Search the records for the word "Porcentajes" and pick out every line that has it.

__________

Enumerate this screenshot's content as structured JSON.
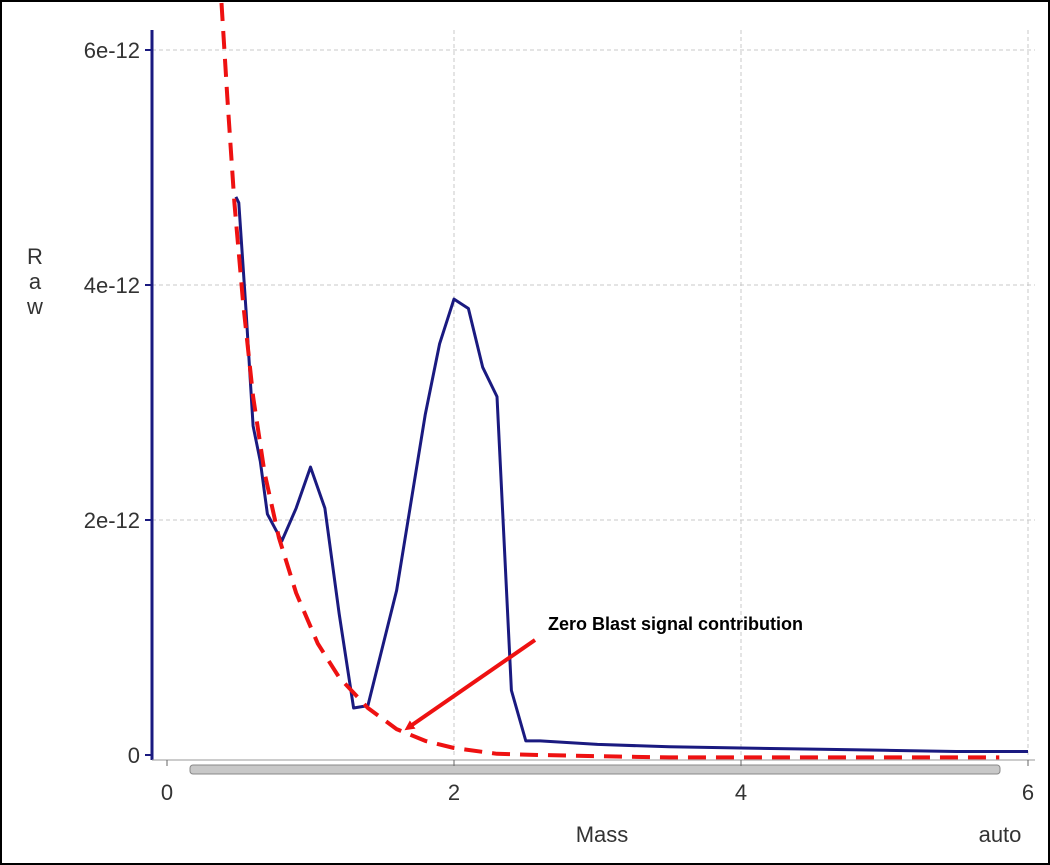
{
  "chart_data": {
    "type": "line",
    "xlabel": "Mass",
    "ylabel": "Raw",
    "xlim": [
      0,
      6
    ],
    "ylim": [
      0,
      6.2e-12
    ],
    "grid": true,
    "x_ticks": [
      {
        "value": 0,
        "label": "0"
      },
      {
        "value": 2,
        "label": "2"
      },
      {
        "value": 4,
        "label": "4"
      },
      {
        "value": 6,
        "label": "6"
      }
    ],
    "y_ticks": [
      {
        "value": 0,
        "label": "0"
      },
      {
        "value": 2e-12,
        "label": "2e-12"
      },
      {
        "value": 4e-12,
        "label": "4e-12"
      },
      {
        "value": 6e-12,
        "label": "6e-12"
      }
    ],
    "scale_mode_label": "auto",
    "series": [
      {
        "color": "#1a1a80",
        "style": "solid",
        "x": [
          0.48,
          0.5,
          0.55,
          0.6,
          0.65,
          0.7,
          0.8,
          0.9,
          1.0,
          1.1,
          1.2,
          1.3,
          1.4,
          1.6,
          1.8,
          1.9,
          2.0,
          2.1,
          2.2,
          2.3,
          2.4,
          2.5,
          2.6,
          3.0,
          3.5,
          4.0,
          4.5,
          5.0,
          5.5,
          6.0
        ],
        "y": [
          4.75e-12,
          4.7e-12,
          3.8e-12,
          2.8e-12,
          2.5e-12,
          2.05e-12,
          1.82e-12,
          2.1e-12,
          2.45e-12,
          2.1e-12,
          1.2e-12,
          4e-13,
          4.2e-13,
          1.4e-12,
          2.9e-12,
          3.5e-12,
          3.88e-12,
          3.8e-12,
          3.3e-12,
          3.05e-12,
          5.5e-13,
          1.2e-13,
          1.2e-13,
          9e-14,
          7e-14,
          6e-14,
          5e-14,
          4e-14,
          3e-14,
          3e-14
        ]
      },
      {
        "color": "#ee1111",
        "style": "dashed",
        "x": [
          0.38,
          0.42,
          0.47,
          0.53,
          0.6,
          0.68,
          0.78,
          0.9,
          1.05,
          1.2,
          1.4,
          1.6,
          1.8,
          2.0,
          2.3,
          2.6,
          3.0,
          3.5,
          4.0,
          4.5,
          5.0,
          5.5,
          5.8
        ],
        "y": [
          6.4e-12,
          5.6e-12,
          4.7e-12,
          3.85e-12,
          3.05e-12,
          2.4e-12,
          1.85e-12,
          1.38e-12,
          9.5e-13,
          6.6e-13,
          4e-13,
          2.2e-13,
          1.2e-13,
          6e-14,
          1e-14,
          0.0,
          -1e-14,
          -2e-14,
          -2e-14,
          -2e-14,
          -2e-14,
          -2e-14,
          -2e-14
        ]
      }
    ],
    "annotation": {
      "text": "Zero Blast signal contribution",
      "arrow_to": {
        "x": 1.6,
        "y": 1.5e-13
      }
    }
  }
}
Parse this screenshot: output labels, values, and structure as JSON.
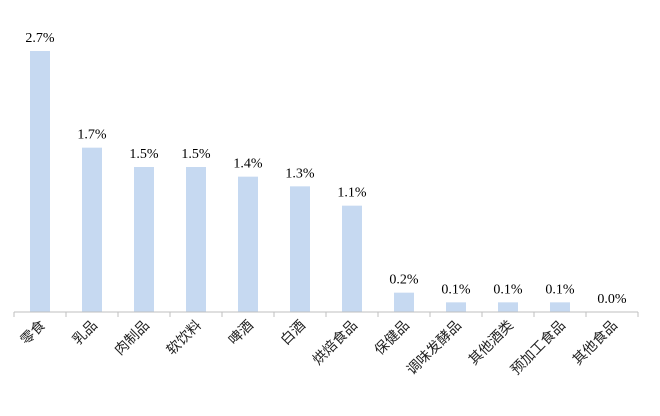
{
  "chart_data": {
    "type": "bar",
    "categories": [
      "零食",
      "乳品",
      "肉制品",
      "软饮料",
      "啤酒",
      "白酒",
      "烘焙食品",
      "保健品",
      "调味发酵品",
      "其他酒类",
      "预加工食品",
      "其他食品"
    ],
    "values": [
      2.7,
      1.7,
      1.5,
      1.5,
      1.4,
      1.3,
      1.1,
      0.2,
      0.1,
      0.1,
      0.1,
      0.0
    ],
    "data_labels": [
      "2.7%",
      "1.7%",
      "1.5%",
      "1.5%",
      "1.4%",
      "1.3%",
      "1.1%",
      "0.2%",
      "0.1%",
      "0.1%",
      "0.1%",
      "0.0%"
    ],
    "title": "",
    "xlabel": "",
    "ylabel": "",
    "ylim": [
      0,
      2.7
    ],
    "grid": false,
    "legend": "none",
    "bar_color": "#c6d9f1",
    "axis_color": "#bfbfbf"
  }
}
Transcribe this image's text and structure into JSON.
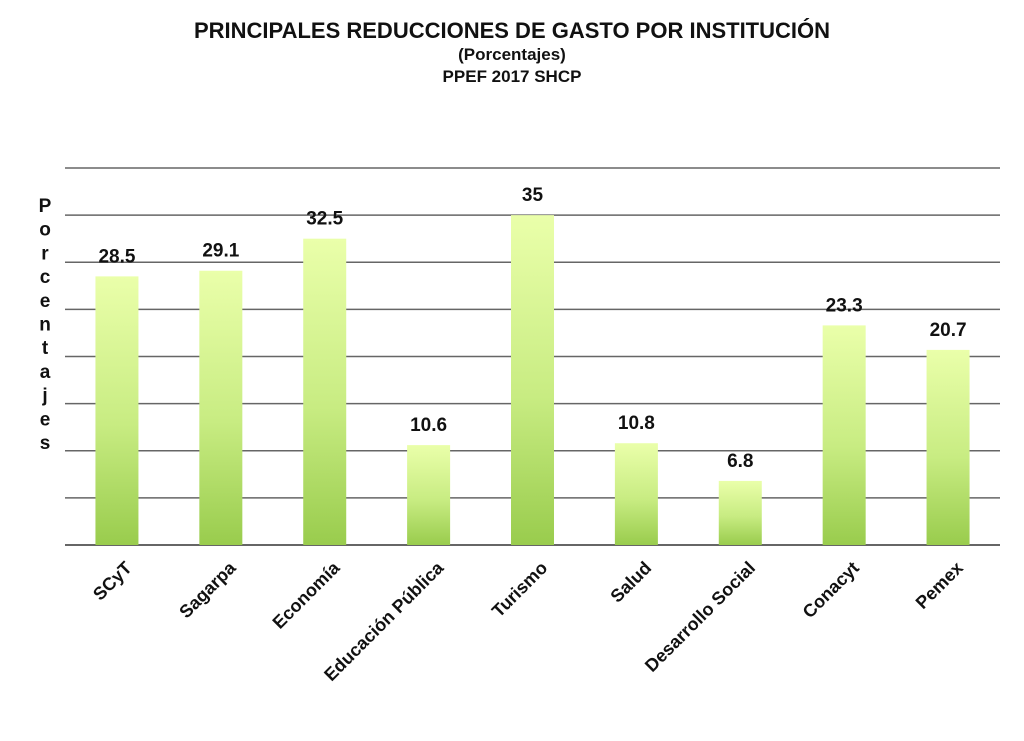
{
  "chart_data": {
    "type": "bar",
    "title": "PRINCIPALES REDUCCIONES DE GASTO POR INSTITUCIÓN",
    "subtitle": "(Porcentajes)",
    "subtitle2": "PPEF 2017 SHCP",
    "ylabel": "Porcentajes",
    "xlabel": "",
    "categories": [
      "SCyT",
      "Sagarpa",
      "Economía",
      "Educación Pública",
      "Turismo",
      "Salud",
      "Desarrollo Social",
      "Conacyt",
      "Pemex"
    ],
    "values": [
      28.5,
      29.1,
      32.5,
      10.6,
      35,
      10.8,
      6.8,
      23.3,
      20.7
    ],
    "data_labels": [
      "28.5",
      "29.1",
      "32.5",
      "10.6",
      "35",
      "10.8",
      "6.8",
      "23.3",
      "20.7"
    ],
    "ylim": [
      0,
      40
    ],
    "gridlines": [
      5,
      10,
      15,
      20,
      25,
      30,
      35,
      40
    ],
    "grid": true,
    "legend": "none",
    "bar_color_top": "#eaffaa",
    "bar_color_bottom": "#99cc4d",
    "grid_color": "#666666"
  }
}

__________

◆ **RIGHT ANSWER**:
    "subtitle": "(Porcentajes)",
    "ylabel": "Porcentajes",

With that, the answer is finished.